— YOUR GOAL —
Repeat every record below exactly as it appears.
## Begin GIVEN INFORMATION
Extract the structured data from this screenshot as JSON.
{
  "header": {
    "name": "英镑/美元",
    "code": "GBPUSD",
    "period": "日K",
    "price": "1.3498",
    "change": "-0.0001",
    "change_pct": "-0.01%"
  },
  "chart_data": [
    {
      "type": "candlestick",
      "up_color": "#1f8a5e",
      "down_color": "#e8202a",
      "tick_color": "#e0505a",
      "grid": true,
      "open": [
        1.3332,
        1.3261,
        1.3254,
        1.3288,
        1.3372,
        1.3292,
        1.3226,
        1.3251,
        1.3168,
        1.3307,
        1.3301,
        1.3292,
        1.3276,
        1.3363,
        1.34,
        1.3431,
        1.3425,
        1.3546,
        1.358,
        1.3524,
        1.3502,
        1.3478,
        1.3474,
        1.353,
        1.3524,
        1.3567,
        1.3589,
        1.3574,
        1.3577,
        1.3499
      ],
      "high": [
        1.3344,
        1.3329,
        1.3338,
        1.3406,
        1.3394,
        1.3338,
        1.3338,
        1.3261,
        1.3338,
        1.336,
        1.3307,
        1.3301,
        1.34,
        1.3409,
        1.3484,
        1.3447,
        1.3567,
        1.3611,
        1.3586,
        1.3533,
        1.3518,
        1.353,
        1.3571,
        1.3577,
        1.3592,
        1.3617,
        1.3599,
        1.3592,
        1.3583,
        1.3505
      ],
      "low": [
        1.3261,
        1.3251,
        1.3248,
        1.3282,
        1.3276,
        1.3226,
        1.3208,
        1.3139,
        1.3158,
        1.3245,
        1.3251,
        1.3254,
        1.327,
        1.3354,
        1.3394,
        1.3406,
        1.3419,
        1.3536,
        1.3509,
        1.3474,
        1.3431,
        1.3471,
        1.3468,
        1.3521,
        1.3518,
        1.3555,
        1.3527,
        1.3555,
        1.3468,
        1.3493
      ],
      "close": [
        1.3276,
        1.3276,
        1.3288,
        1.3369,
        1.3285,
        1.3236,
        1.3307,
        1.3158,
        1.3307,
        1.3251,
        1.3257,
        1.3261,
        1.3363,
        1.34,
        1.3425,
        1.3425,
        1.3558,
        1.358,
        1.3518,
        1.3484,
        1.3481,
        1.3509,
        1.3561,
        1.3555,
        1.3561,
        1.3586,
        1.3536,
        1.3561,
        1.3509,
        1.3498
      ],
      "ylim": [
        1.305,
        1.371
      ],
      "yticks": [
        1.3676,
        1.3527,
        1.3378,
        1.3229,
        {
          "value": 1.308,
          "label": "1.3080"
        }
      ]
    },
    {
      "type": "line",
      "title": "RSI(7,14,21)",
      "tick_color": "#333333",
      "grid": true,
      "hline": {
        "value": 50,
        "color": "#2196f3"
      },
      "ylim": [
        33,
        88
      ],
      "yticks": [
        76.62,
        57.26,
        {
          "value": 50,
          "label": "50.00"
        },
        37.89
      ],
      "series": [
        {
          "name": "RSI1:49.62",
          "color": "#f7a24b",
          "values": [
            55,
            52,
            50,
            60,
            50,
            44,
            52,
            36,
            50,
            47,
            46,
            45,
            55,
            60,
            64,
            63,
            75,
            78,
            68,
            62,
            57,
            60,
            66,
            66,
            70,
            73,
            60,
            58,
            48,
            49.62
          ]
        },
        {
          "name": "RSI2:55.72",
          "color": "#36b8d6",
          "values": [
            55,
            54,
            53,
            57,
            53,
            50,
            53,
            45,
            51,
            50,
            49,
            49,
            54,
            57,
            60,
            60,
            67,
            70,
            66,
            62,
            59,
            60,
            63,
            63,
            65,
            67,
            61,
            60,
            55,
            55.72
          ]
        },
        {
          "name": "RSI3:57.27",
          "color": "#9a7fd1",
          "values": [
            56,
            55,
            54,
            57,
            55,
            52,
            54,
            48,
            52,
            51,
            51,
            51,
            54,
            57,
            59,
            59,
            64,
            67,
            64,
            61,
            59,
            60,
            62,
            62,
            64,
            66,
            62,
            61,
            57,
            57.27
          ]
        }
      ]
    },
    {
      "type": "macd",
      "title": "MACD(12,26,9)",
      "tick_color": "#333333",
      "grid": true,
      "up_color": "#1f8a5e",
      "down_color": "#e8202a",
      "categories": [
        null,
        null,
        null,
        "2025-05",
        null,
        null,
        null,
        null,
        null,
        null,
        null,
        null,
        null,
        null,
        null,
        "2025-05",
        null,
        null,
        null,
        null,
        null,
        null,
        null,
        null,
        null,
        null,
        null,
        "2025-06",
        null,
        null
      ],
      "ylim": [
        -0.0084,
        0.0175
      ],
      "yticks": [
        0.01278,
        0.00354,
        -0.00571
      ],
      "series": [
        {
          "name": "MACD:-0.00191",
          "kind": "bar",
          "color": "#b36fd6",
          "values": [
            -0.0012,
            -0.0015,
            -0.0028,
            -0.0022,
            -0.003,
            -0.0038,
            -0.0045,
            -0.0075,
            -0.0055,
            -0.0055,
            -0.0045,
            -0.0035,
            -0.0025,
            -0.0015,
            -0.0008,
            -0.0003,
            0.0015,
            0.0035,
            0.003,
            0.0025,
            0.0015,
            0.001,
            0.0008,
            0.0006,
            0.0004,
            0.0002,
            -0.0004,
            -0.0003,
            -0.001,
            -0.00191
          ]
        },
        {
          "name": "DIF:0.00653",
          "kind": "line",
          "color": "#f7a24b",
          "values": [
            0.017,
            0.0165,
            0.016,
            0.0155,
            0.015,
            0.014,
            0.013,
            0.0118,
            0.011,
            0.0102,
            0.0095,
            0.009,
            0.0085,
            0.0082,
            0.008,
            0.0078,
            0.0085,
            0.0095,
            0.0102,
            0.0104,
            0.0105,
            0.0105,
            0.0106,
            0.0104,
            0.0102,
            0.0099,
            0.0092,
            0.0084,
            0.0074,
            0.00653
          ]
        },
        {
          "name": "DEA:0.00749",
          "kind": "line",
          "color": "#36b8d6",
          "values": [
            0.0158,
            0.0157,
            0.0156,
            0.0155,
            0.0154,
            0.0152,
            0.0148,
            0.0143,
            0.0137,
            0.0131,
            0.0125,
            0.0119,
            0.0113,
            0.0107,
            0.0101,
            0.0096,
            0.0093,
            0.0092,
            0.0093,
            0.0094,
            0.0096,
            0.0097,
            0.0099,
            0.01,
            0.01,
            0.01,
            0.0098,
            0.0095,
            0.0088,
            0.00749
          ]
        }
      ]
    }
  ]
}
## End GIVEN INFORMATION
— PROBLEM SOLUTION —
Extract the structured data from this screenshot as JSON.
{
  "header": {
    "name": "英镑/美元",
    "code": "GBPUSD",
    "period": "日K",
    "price": "1.3498",
    "change": "-0.0001",
    "change_pct": "-0.01%"
  },
  "chart_data": [
    {
      "type": "candlestick",
      "up_color": "#1f8a5e",
      "down_color": "#e8202a",
      "tick_color": "#e0505a",
      "grid": true,
      "open": [
        1.3332,
        1.3261,
        1.3254,
        1.3288,
        1.3372,
        1.3292,
        1.3226,
        1.3251,
        1.3168,
        1.3307,
        1.3301,
        1.3292,
        1.3276,
        1.3363,
        1.34,
        1.3431,
        1.3425,
        1.3546,
        1.358,
        1.3524,
        1.3502,
        1.3478,
        1.3474,
        1.353,
        1.3524,
        1.3567,
        1.3589,
        1.3574,
        1.3577,
        1.3499
      ],
      "high": [
        1.3344,
        1.3329,
        1.3338,
        1.3406,
        1.3394,
        1.3338,
        1.3338,
        1.3261,
        1.3338,
        1.336,
        1.3307,
        1.3301,
        1.34,
        1.3409,
        1.3484,
        1.3447,
        1.3567,
        1.3611,
        1.3586,
        1.3533,
        1.3518,
        1.353,
        1.3571,
        1.3577,
        1.3592,
        1.3617,
        1.3599,
        1.3592,
        1.3583,
        1.3505
      ],
      "low": [
        1.3261,
        1.3251,
        1.3248,
        1.3282,
        1.3276,
        1.3226,
        1.3208,
        1.3139,
        1.3158,
        1.3245,
        1.3251,
        1.3254,
        1.327,
        1.3354,
        1.3394,
        1.3406,
        1.3419,
        1.3536,
        1.3509,
        1.3474,
        1.3431,
        1.3471,
        1.3468,
        1.3521,
        1.3518,
        1.3555,
        1.3527,
        1.3555,
        1.3468,
        1.3493
      ],
      "close": [
        1.3276,
        1.3276,
        1.3288,
        1.3369,
        1.3285,
        1.3236,
        1.3307,
        1.3158,
        1.3307,
        1.3251,
        1.3257,
        1.3261,
        1.3363,
        1.34,
        1.3425,
        1.3425,
        1.3558,
        1.358,
        1.3518,
        1.3484,
        1.3481,
        1.3509,
        1.3561,
        1.3555,
        1.3561,
        1.3586,
        1.3536,
        1.3561,
        1.3509,
        1.3498
      ],
      "ylim": [
        1.305,
        1.371
      ],
      "yticks": [
        1.3676,
        1.3527,
        1.3378,
        1.3229,
        {
          "value": 1.308,
          "label": "1.3080"
        }
      ]
    },
    {
      "type": "line",
      "title": "RSI(7,14,21)",
      "tick_color": "#333333",
      "grid": true,
      "hline": {
        "value": 50,
        "color": "#2196f3"
      },
      "ylim": [
        33,
        88
      ],
      "yticks": [
        76.62,
        57.26,
        {
          "value": 50,
          "label": "50.00"
        },
        37.89
      ],
      "series": [
        {
          "name": "RSI1:49.62",
          "color": "#f7a24b",
          "values": [
            55,
            52,
            50,
            60,
            50,
            44,
            52,
            36,
            50,
            47,
            46,
            45,
            55,
            60,
            64,
            63,
            75,
            78,
            68,
            62,
            57,
            60,
            66,
            66,
            70,
            73,
            60,
            58,
            48,
            49.62
          ]
        },
        {
          "name": "RSI2:55.72",
          "color": "#36b8d6",
          "values": [
            55,
            54,
            53,
            57,
            53,
            50,
            53,
            45,
            51,
            50,
            49,
            49,
            54,
            57,
            60,
            60,
            67,
            70,
            66,
            62,
            59,
            60,
            63,
            63,
            65,
            67,
            61,
            60,
            55,
            55.72
          ]
        },
        {
          "name": "RSI3:57.27",
          "color": "#9a7fd1",
          "values": [
            56,
            55,
            54,
            57,
            55,
            52,
            54,
            48,
            52,
            51,
            51,
            51,
            54,
            57,
            59,
            59,
            64,
            67,
            64,
            61,
            59,
            60,
            62,
            62,
            64,
            66,
            62,
            61,
            57,
            57.27
          ]
        }
      ]
    },
    {
      "type": "macd",
      "title": "MACD(12,26,9)",
      "tick_color": "#333333",
      "grid": true,
      "up_color": "#1f8a5e",
      "down_color": "#e8202a",
      "categories": [
        null,
        null,
        null,
        "2025-05",
        null,
        null,
        null,
        null,
        null,
        null,
        null,
        null,
        null,
        null,
        null,
        "2025-05",
        null,
        null,
        null,
        null,
        null,
        null,
        null,
        null,
        null,
        null,
        null,
        "2025-06",
        null,
        null
      ],
      "ylim": [
        -0.0084,
        0.0175
      ],
      "yticks": [
        0.01278,
        0.00354,
        -0.00571
      ],
      "series": [
        {
          "name": "MACD:-0.00191",
          "kind": "bar",
          "color": "#b36fd6",
          "values": [
            -0.0012,
            -0.0015,
            -0.0028,
            -0.0022,
            -0.003,
            -0.0038,
            -0.0045,
            -0.0075,
            -0.0055,
            -0.0055,
            -0.0045,
            -0.0035,
            -0.0025,
            -0.0015,
            -0.0008,
            -0.0003,
            0.0015,
            0.0035,
            0.003,
            0.0025,
            0.0015,
            0.001,
            0.0008,
            0.0006,
            0.0004,
            0.0002,
            -0.0004,
            -0.0003,
            -0.001,
            -0.00191
          ]
        },
        {
          "name": "DIF:0.00653",
          "kind": "line",
          "color": "#f7a24b",
          "values": [
            0.017,
            0.0165,
            0.016,
            0.0155,
            0.015,
            0.014,
            0.013,
            0.0118,
            0.011,
            0.0102,
            0.0095,
            0.009,
            0.0085,
            0.0082,
            0.008,
            0.0078,
            0.0085,
            0.0095,
            0.0102,
            0.0104,
            0.0105,
            0.0105,
            0.0106,
            0.0104,
            0.0102,
            0.0099,
            0.0092,
            0.0084,
            0.0074,
            0.00653
          ]
        },
        {
          "name": "DEA:0.00749",
          "kind": "line",
          "color": "#36b8d6",
          "values": [
            0.0158,
            0.0157,
            0.0156,
            0.0155,
            0.0154,
            0.0152,
            0.0148,
            0.0143,
            0.0137,
            0.0131,
            0.0125,
            0.0119,
            0.0113,
            0.0107,
            0.0101,
            0.0096,
            0.0093,
            0.0092,
            0.0093,
            0.0094,
            0.0096,
            0.0097,
            0.0099,
            0.01,
            0.01,
            0.01,
            0.0098,
            0.0095,
            0.0088,
            0.00749
          ]
        }
      ]
    }
  ]
}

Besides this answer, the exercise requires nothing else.